Text shown:
___

Must Be Tough To Be James In Mercedes
It must be tough to be James in the Mercedes camp these days. First, they had James Vowles under the bus for a tyre strategy error. Then, Toto Wolff paraphrased James Allison while expressing his disgust at Kimi Raikkonen’s tagging of Lewis Hamilton
It is the wildest allegation to hit Formula 1 in recent times: that Kimi Raikkonen, the 2007 Formula 1 World Champion and Ferrari driver, deliberately drove into the reigning World Champion Lewis Hamilton’s car on the opening lap of the 2018 British Grand Prix. Raikkonen, who has otherwise been error-prone at almost every Grand Prix this season, managed to tag Hamilton in such precise fashion that while the British driver spun and re-joined at the back of the field with a damaged Mercedes car, the Ferrari driver escaped unscathed. At least this is how Toto Wolff and the Mercedes team saw the Raikkonen-Hamilton incident; labelling it as ‘deliberate or incompetent’ post-race.
Mercedes – Bad losers?
First things first, Mercedes’s post-race comments on Ferrari are an anti-climax after both teams and their drivers delivered a phenomenal Formula 1 Grand Prix. When was the last time we had both Ferrari and Mercedes drivers engaged in an intense battle for the win 15 laps to the end? It certainly was a rare sight for modern Formula 1 fans and for one competitor to ruin the fun by accusing their arch-rivals of unsportsmanlike behaviour seems like a case of being a ‘bad loser’.
But Mercedes’ disappointment is valid. In the last three races, each Ferrari driver has tagged and spun a Mercedes car on the opening lap at least once – Vettel-Bottas in France and Raikkonen-Hamilton in Great Britain. However, their reaction seems childish. Maybe Mercedes are also reeling under their own pressure of calling the wrong strategy innumerable times this season, the last instances being Austria and Great Britain. The team would have hoped to solidify their championship standings at Mercedes-favoured circuits such as Canada, Austria and Silverstone, but we know what the results have been.
Given that we are already 10 races into the 2018 Formula 1 Season, one would have expected Mercedes to sharpen their race strategy skills given how close Ferrari and Red Bull Racing are. In Silverstone, the team chose track position over fresh rubber – a decision that cost the team a race win. Although this decision could have been prompted at the lack of available softer tyres to the team, however, the moping after Hamilton’s second place finish did seem excessive.

___

Jobs:
1. Using the article on Mercedes, explain why it calls the team's disappointment valid.
2. Show every line of the records that contains the string "interactable".
The article on Mercedes and the records that follow are separate, unrelated material.

___

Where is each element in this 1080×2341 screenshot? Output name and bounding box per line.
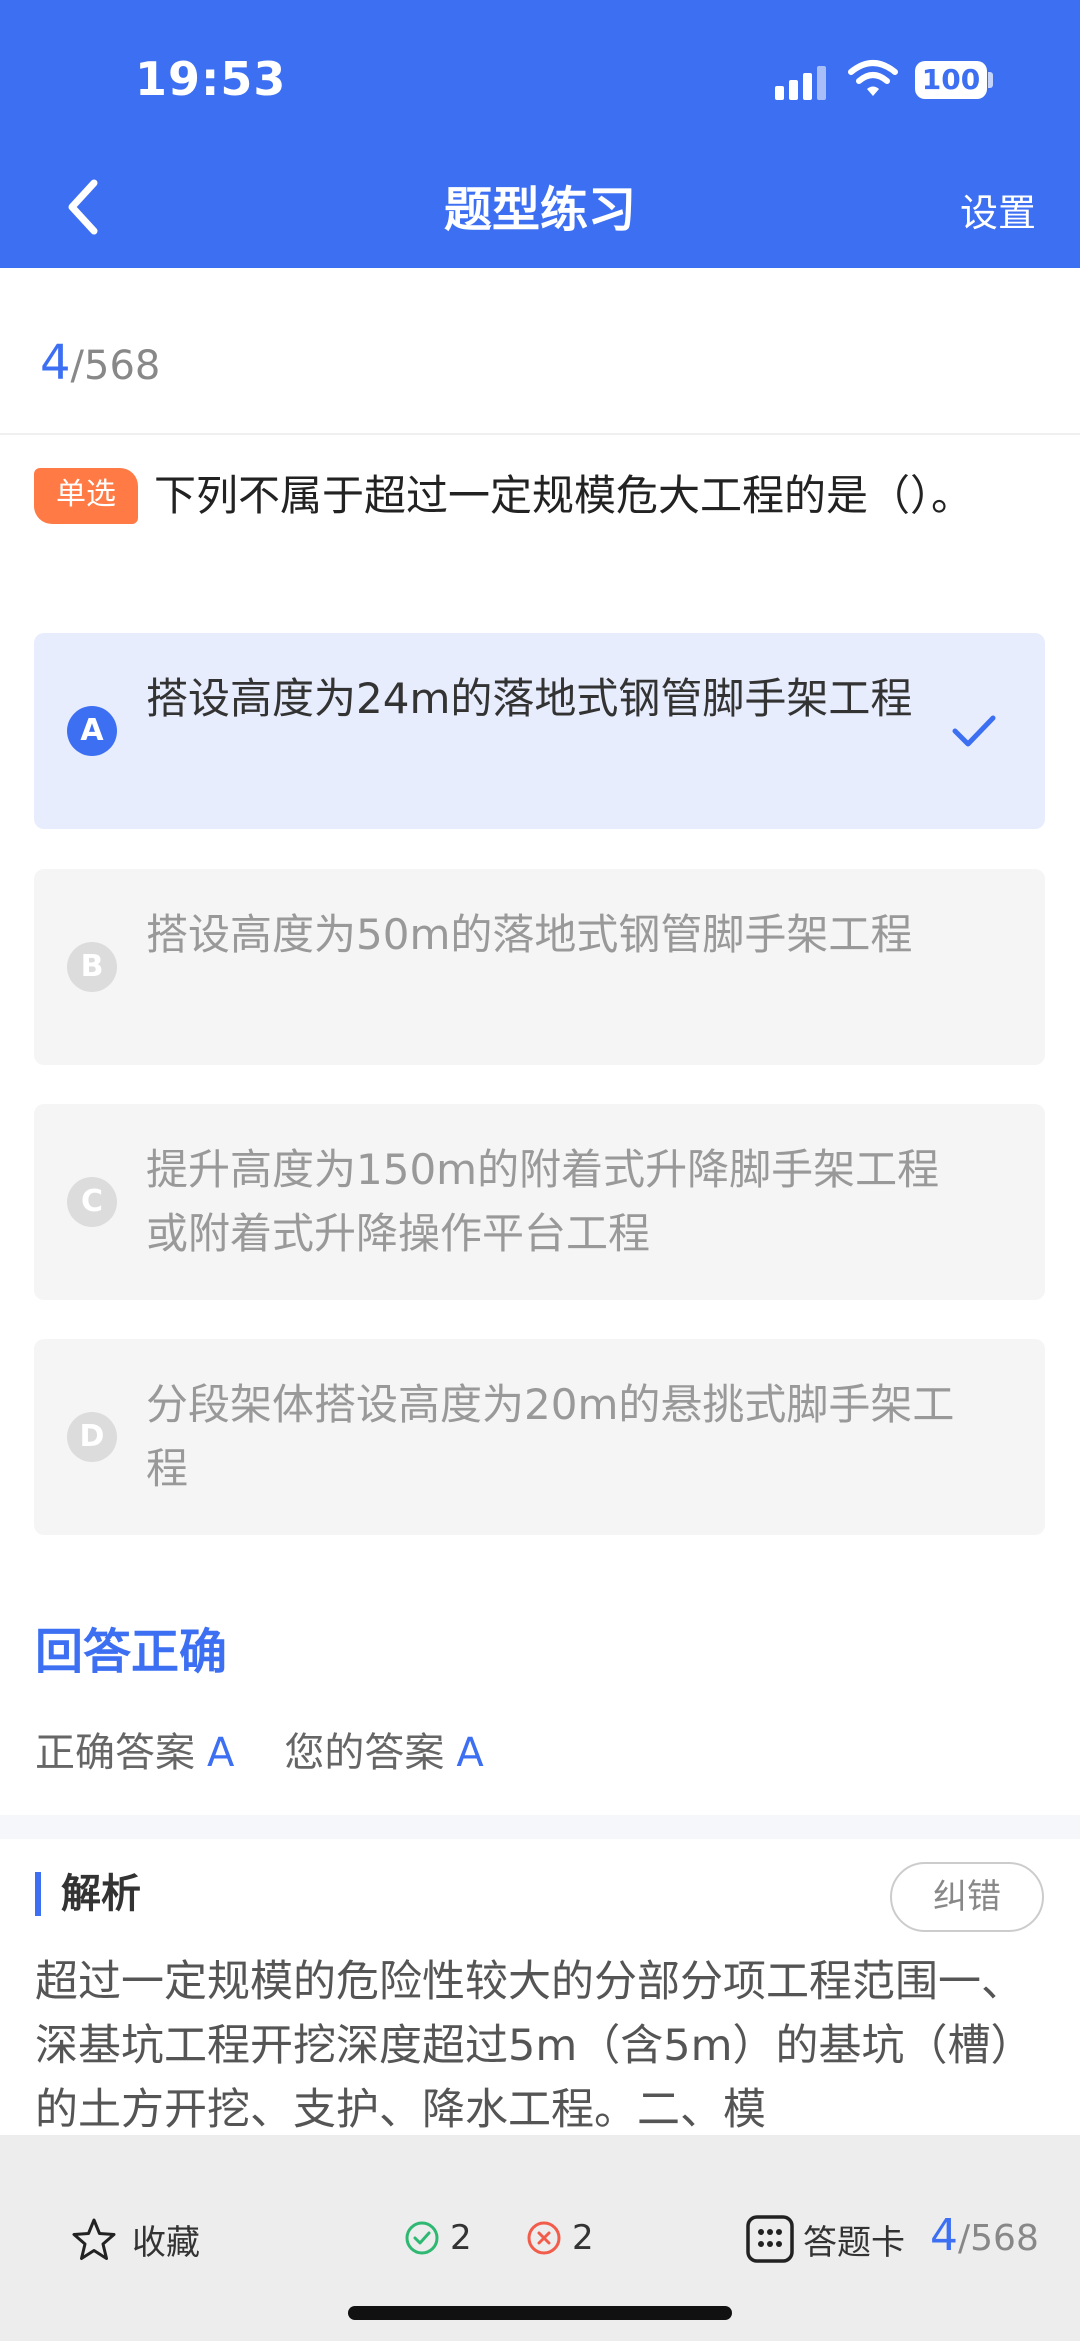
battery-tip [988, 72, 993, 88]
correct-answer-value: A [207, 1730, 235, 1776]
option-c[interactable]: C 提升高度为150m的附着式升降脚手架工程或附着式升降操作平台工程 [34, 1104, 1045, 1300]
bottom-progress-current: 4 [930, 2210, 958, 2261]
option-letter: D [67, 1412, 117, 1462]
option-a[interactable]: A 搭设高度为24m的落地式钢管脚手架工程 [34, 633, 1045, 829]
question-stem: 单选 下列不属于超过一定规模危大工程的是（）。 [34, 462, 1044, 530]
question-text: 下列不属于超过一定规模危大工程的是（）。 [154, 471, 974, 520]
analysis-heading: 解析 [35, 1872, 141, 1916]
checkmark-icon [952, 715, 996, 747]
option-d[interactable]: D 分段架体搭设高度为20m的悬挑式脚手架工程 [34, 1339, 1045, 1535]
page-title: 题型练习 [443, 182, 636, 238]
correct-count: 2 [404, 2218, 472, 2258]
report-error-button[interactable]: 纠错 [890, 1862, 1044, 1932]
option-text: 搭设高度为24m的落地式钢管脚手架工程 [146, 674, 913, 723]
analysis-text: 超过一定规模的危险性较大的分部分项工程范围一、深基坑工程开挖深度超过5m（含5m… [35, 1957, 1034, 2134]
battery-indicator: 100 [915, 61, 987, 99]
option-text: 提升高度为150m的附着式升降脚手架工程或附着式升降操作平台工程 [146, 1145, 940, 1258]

___

The replies:
1. In the last three races, each Ferrari driver has tagged and spun a Mercedes car on the opening lap at least once. Vettel did so to Bottas in France, and Raikkonen did so to Hamilton in Great Britain.

2.
option-c[interactable]: C 提升高度为150m的附着式升降脚手架工程或附着式升降操作平台工程 [34, 1104, 1045, 1300]
option-a[interactable]: A 搭设高度为24m的落地式钢管脚手架工程 [34, 633, 1045, 829]
option-d[interactable]: D 分段架体搭设高度为20m的悬挑式脚手架工程 [34, 1339, 1045, 1535]
report-error-button[interactable]: 纠错 [890, 1862, 1044, 1932]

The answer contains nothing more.